Collected data:
======

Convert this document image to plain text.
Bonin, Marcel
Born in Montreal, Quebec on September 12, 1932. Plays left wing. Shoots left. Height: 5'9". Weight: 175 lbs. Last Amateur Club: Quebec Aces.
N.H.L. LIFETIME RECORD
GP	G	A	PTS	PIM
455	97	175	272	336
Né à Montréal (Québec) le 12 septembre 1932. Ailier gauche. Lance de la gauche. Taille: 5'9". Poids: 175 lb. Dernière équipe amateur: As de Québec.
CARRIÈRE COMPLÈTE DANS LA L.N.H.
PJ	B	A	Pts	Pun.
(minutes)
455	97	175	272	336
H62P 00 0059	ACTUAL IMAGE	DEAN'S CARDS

======

- WORK TO COMPLETE
Copy each line of the data exactly, leaving nothing out.

- RESULT OF THIS EXERCISE
Convert this document image to plain text.
Bonin, Marcel
Born in Montreal, Quebec on September 12, 1932. Plays left wing. Shoots left. Height: 5'9". Weight: 175 lbs. Last Amateur Club: Quebec Aces.
N.H.L. LIFETIME RECORD
GP	G	A	PTS	PIM
455	97	175	272	336
Né à Montréal (Québec) le 12 septembre 1932. Ailier gauche. Lance de la gauche. Taille: 5'9". Poids: 175 lb. Dernière équipe amateur: As de Québec.
CARRIÈRE COMPLÈTE DANS LA L.N.H.
PJ	B	A	Pts	Pun.
(minutes)
455	97	175	272	336
H62P 00 0059	ACTUAL IMAGE	DEAN'S CARDS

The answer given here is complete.